___ Records provided

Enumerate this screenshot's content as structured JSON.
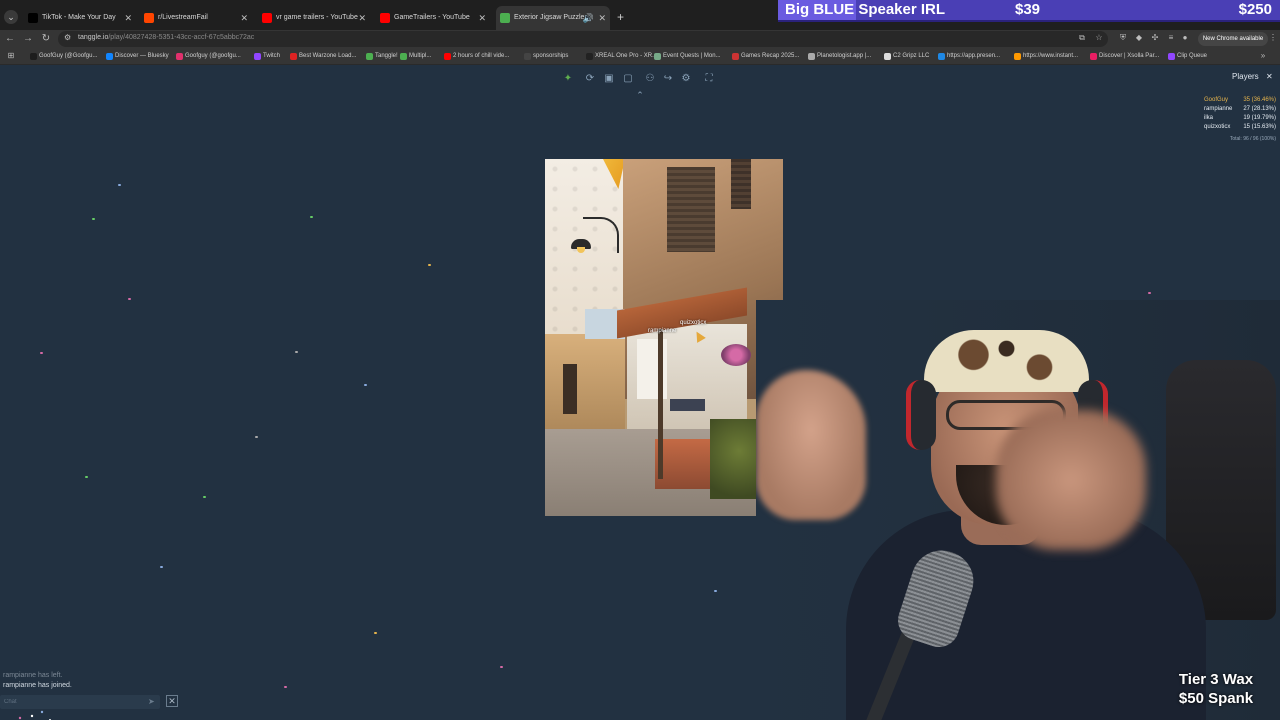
{
  "browser": {
    "tabs": [
      {
        "label": "TikTok - Make Your Day",
        "color": "#000000"
      },
      {
        "label": "r/LivestreamFail",
        "color": "#ff4500"
      },
      {
        "label": "vr game trailers - YouTube",
        "color": "#ff0000"
      },
      {
        "label": "GameTrailers - YouTube",
        "color": "#ff0000"
      },
      {
        "label": "Exterior Jigsaw Puzzle",
        "color": "#4caf50"
      }
    ],
    "url_host": "tanggle.io",
    "url_path": "/play/40827428-5351-43cc-accf-67c5abbc72ac",
    "update_label": "New Chrome available"
  },
  "bookmarks": [
    {
      "label": "GoofGuy (@Goofgu...",
      "color": "#1d1d1d"
    },
    {
      "label": "Discover — Bluesky",
      "color": "#1185fe"
    },
    {
      "label": "Goofguy (@goofgu...",
      "color": "#e1306c"
    },
    {
      "label": "Twitch",
      "color": "#9146ff"
    },
    {
      "label": "Best Warzone Load...",
      "color": "#d22"
    },
    {
      "label": "Tanggle!",
      "color": "#4caf50"
    },
    {
      "label": "Multipl...",
      "color": "#4caf50"
    },
    {
      "label": "2 hours of chill vide...",
      "color": "#ff0000"
    },
    {
      "label": "sponsorships",
      "color": "#444"
    },
    {
      "label": "XREAL One Pro - XR...",
      "color": "#222"
    },
    {
      "label": "Event Quests | Mon...",
      "color": "#7a8"
    },
    {
      "label": "Games Recap 2025...",
      "color": "#c33"
    },
    {
      "label": "Planetologist.app |...",
      "color": "#aaa"
    },
    {
      "label": "C2 Gripz LLC",
      "color": "#ddd"
    },
    {
      "label": "https://app.presen...",
      "color": "#1e88e5"
    },
    {
      "label": "https://www.instant...",
      "color": "#f90"
    },
    {
      "label": "Discover | Xsolla Par...",
      "color": "#e91e63"
    },
    {
      "label": "Clip Queue",
      "color": "#9146ff"
    }
  ],
  "stream_goal": {
    "title": "Big BLUE Speaker IRL",
    "current": "$39",
    "target": "$250",
    "progress_fraction": 0.156
  },
  "players": {
    "title": "Players",
    "list": [
      {
        "name": "GoofGuy",
        "score": "35 (36.46%)"
      },
      {
        "name": "rampianne",
        "score": "27 (28.13%)"
      },
      {
        "name": "ilka",
        "score": "19 (19.79%)"
      },
      {
        "name": "quizxoticx",
        "score": "15 (15.63%)"
      }
    ],
    "total": "Total: 96 / 96 (100%)"
  },
  "cursors": [
    {
      "name": "quizxoticx"
    },
    {
      "name": "rampianne"
    }
  ],
  "chat": {
    "lines": [
      {
        "text": "rampianne has left."
      },
      {
        "text": "rampianne has joined."
      }
    ],
    "placeholder": "Chat"
  },
  "webcam": {
    "caption_line1": "Tier 3 Wax",
    "caption_line2": "$50 Spank"
  }
}
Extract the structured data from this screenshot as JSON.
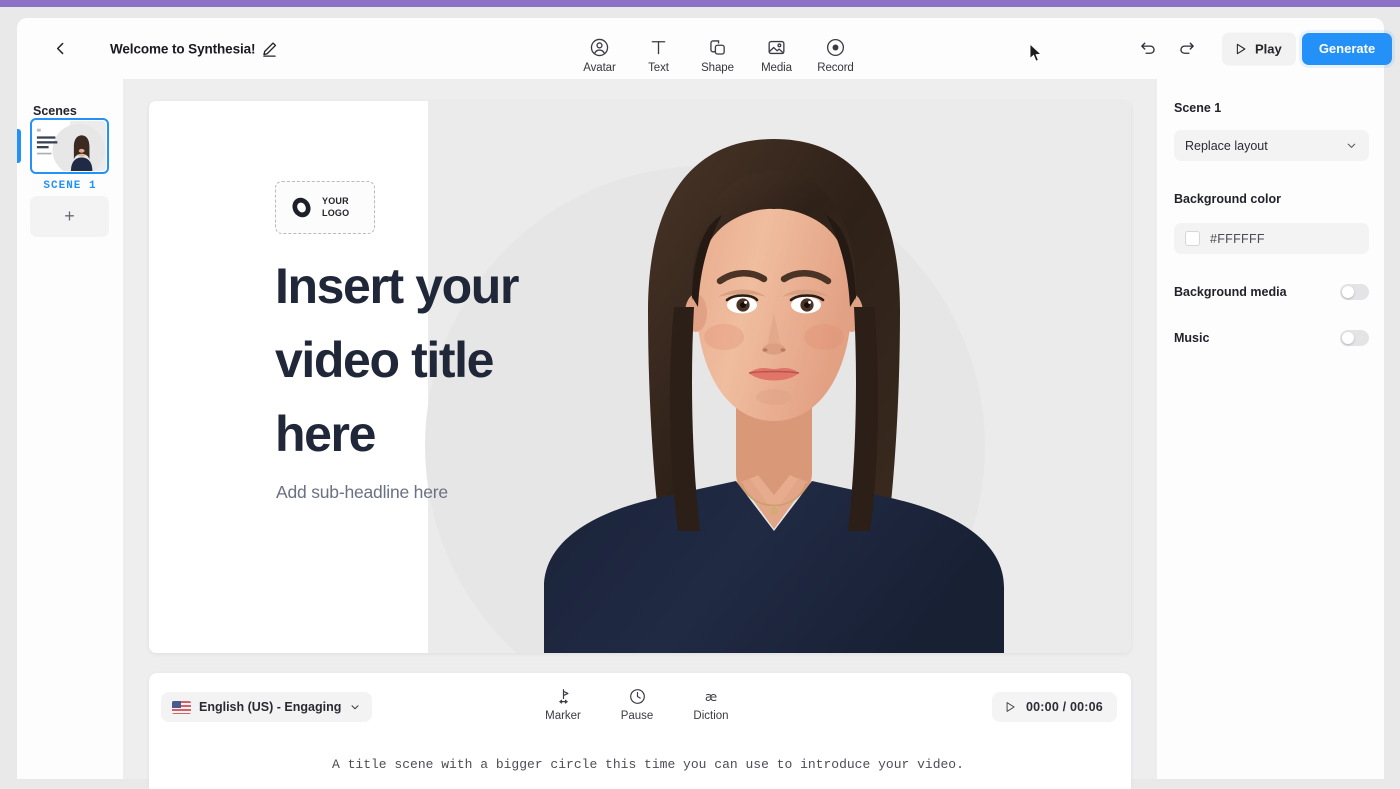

______

■ Exercise details ■
Return all of the data exactly as written, and drop the pictures.

■ Solution below ■
Enumerate this screenshot's content as structured JSON.
{
  "browser": {
    "tabs": [
      {
        "label": "TikTok - Make Your Day",
        "color": "#000000"
      },
      {
        "label": "r/LivestreamFail",
        "color": "#ff4500"
      },
      {
        "label": "vr game trailers - YouTube",
        "color": "#ff0000"
      },
      {
        "label": "GameTrailers - YouTube",
        "color": "#ff0000"
      },
      {
        "label": "Exterior Jigsaw Puzzle",
        "color": "#4caf50"
      }
    ],
    "url_host": "tanggle.io",
    "url_path": "/play/40827428-5351-43cc-accf-67c5abbc72ac",
    "update_label": "New Chrome available"
  },
  "bookmarks": [
    {
      "label": "GoofGuy (@Goofgu...",
      "color": "#1d1d1d"
    },
    {
      "label": "Discover — Bluesky",
      "color": "#1185fe"
    },
    {
      "label": "Goofguy (@goofgu...",
      "color": "#e1306c"
    },
    {
      "label": "Twitch",
      "color": "#9146ff"
    },
    {
      "label": "Best Warzone Load...",
      "color": "#d22"
    },
    {
      "label": "Tanggle!",
      "color": "#4caf50"
    },
    {
      "label": "Multipl...",
      "color": "#4caf50"
    },
    {
      "label": "2 hours of chill vide...",
      "color": "#ff0000"
    },
    {
      "label": "sponsorships",
      "color": "#444"
    },
    {
      "label": "XREAL One Pro - XR...",
      "color": "#222"
    },
    {
      "label": "Event Quests | Mon...",
      "color": "#7a8"
    },
    {
      "label": "Games Recap 2025...",
      "color": "#c33"
    },
    {
      "label": "Planetologist.app |...",
      "color": "#aaa"
    },
    {
      "label": "C2 Gripz LLC",
      "color": "#ddd"
    },
    {
      "label": "https://app.presen...",
      "color": "#1e88e5"
    },
    {
      "label": "https://www.instant...",
      "color": "#f90"
    },
    {
      "label": "Discover | Xsolla Par...",
      "color": "#e91e63"
    },
    {
      "label": "Clip Queue",
      "color": "#9146ff"
    }
  ],
  "stream_goal": {
    "title": "Big BLUE Speaker IRL",
    "current": "$39",
    "target": "$250",
    "progress_fraction": 0.156
  },
  "players": {
    "title": "Players",
    "list": [
      {
        "name": "GoofGuy",
        "score": "35 (36.46%)"
      },
      {
        "name": "rampianne",
        "score": "27 (28.13%)"
      },
      {
        "name": "ilka",
        "score": "19 (19.79%)"
      },
      {
        "name": "quizxoticx",
        "score": "15 (15.63%)"
      }
    ],
    "total": "Total: 96 / 96 (100%)"
  },
  "cursors": [
    {
      "name": "quizxoticx"
    },
    {
      "name": "rampianne"
    }
  ],
  "chat": {
    "lines": [
      {
        "text": "rampianne has left."
      },
      {
        "text": "rampianne has joined."
      }
    ],
    "placeholder": "Chat"
  },
  "webcam": {
    "caption_line1": "Tier 3 Wax",
    "caption_line2": "$50 Spank"
  }
}
Extract the structured data from this screenshot as JSON.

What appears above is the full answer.